→ **TO DO**: Return all of the lines below exactly as they are.

-- Start --

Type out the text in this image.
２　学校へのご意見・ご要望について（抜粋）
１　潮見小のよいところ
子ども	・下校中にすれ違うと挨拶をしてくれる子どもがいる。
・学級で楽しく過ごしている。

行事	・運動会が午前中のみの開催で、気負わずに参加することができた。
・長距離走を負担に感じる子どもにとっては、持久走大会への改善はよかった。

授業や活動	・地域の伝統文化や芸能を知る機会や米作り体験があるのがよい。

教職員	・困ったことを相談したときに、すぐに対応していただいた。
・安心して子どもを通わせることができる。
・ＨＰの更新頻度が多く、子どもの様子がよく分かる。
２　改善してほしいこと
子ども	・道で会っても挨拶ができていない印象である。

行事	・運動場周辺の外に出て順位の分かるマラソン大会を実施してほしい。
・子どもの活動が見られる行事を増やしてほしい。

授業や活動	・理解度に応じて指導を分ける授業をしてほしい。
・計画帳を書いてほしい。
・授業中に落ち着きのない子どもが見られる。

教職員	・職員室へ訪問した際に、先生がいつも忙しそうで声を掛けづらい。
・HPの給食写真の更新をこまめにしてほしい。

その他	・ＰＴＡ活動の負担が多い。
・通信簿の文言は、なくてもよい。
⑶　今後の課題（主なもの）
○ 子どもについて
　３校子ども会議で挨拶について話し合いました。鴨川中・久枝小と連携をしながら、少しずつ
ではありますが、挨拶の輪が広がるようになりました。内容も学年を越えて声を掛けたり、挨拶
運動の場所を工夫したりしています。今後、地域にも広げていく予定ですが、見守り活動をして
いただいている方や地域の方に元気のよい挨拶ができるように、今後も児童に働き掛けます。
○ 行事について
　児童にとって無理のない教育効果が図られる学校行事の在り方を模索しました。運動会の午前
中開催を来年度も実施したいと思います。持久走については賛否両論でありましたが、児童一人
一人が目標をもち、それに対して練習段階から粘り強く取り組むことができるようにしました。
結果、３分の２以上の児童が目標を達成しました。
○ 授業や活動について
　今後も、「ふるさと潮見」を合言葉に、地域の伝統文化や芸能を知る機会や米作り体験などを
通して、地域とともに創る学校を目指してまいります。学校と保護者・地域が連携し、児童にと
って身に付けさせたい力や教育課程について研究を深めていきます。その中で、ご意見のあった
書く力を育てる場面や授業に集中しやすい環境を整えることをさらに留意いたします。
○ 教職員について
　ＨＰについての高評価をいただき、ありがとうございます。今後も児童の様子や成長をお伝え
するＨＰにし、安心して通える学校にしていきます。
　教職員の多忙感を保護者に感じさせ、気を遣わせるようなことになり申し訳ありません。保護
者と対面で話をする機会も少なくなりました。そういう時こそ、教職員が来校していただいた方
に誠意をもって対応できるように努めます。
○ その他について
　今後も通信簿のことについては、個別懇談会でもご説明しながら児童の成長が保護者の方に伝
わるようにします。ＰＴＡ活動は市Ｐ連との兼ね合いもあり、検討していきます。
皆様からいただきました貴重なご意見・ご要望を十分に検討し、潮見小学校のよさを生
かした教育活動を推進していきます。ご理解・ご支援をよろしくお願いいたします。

-- End --

→ **SOLVED EXERCISE**:
Type out the text in this image.
２　学校へのご意見・ご要望について（抜粋）
１　潮見小のよいところ
子ども	・下校中にすれ違うと挨拶をしてくれる子どもがいる。
・学級で楽しく過ごしている。

行事	・運動会が午前中のみの開催で、気負わずに参加することができた。
・長距離走を負担に感じる子どもにとっては、持久走大会への改善はよかった。

授業や活動	・地域の伝統文化や芸能を知る機会や米作り体験があるのがよい。

教職員	・困ったことを相談したときに、すぐに対応していただいた。
・安心して子どもを通わせることができる。
・ＨＰの更新頻度が多く、子どもの様子がよく分かる。
２　改善してほしいこと
子ども	・道で会っても挨拶ができていない印象である。

行事	・運動場周辺の外に出て順位の分かるマラソン大会を実施してほしい。
・子どもの活動が見られる行事を増やしてほしい。

授業や活動	・理解度に応じて指導を分ける授業をしてほしい。
・計画帳を書いてほしい。
・授業中に落ち着きのない子どもが見られる。

教職員	・職員室へ訪問した際に、先生がいつも忙しそうで声を掛けづらい。
・HPの給食写真の更新をこまめにしてほしい。

その他	・ＰＴＡ活動の負担が多い。
・通信簿の文言は、なくてもよい。
⑶　今後の課題（主なもの）
○ 子どもについて
　３校子ども会議で挨拶について話し合いました。鴨川中・久枝小と連携をしながら、少しずつ
ではありますが、挨拶の輪が広がるようになりました。内容も学年を越えて声を掛けたり、挨拶
運動の場所を工夫したりしています。今後、地域にも広げていく予定ですが、見守り活動をして
いただいている方や地域の方に元気のよい挨拶ができるように、今後も児童に働き掛けます。
○ 行事について
　児童にとって無理のない教育効果が図られる学校行事の在り方を模索しました。運動会の午前
中開催を来年度も実施したいと思います。持久走については賛否両論でありましたが、児童一人
一人が目標をもち、それに対して練習段階から粘り強く取り組むことができるようにしました。
結果、３分の２以上の児童が目標を達成しました。
○ 授業や活動について
　今後も、「ふるさと潮見」を合言葉に、地域の伝統文化や芸能を知る機会や米作り体験などを
通して、地域とともに創る学校を目指してまいります。学校と保護者・地域が連携し、児童にと
って身に付けさせたい力や教育課程について研究を深めていきます。その中で、ご意見のあった
書く力を育てる場面や授業に集中しやすい環境を整えることをさらに留意いたします。
○ 教職員について
　ＨＰについての高評価をいただき、ありがとうございます。今後も児童の様子や成長をお伝え
するＨＰにし、安心して通える学校にしていきます。
　教職員の多忙感を保護者に感じさせ、気を遣わせるようなことになり申し訳ありません。保護
者と対面で話をする機会も少なくなりました。そういう時こそ、教職員が来校していただいた方
に誠意をもって対応できるように努めます。
○ その他について
　今後も通信簿のことについては、個別懇談会でもご説明しながら児童の成長が保護者の方に伝
わるようにします。ＰＴＡ活動は市Ｐ連との兼ね合いもあり、検討していきます。
皆様からいただきました貴重なご意見・ご要望を十分に検討し、潮見小学校のよさを生
かした教育活動を推進していきます。ご理解・ご支援をよろしくお願いいたします。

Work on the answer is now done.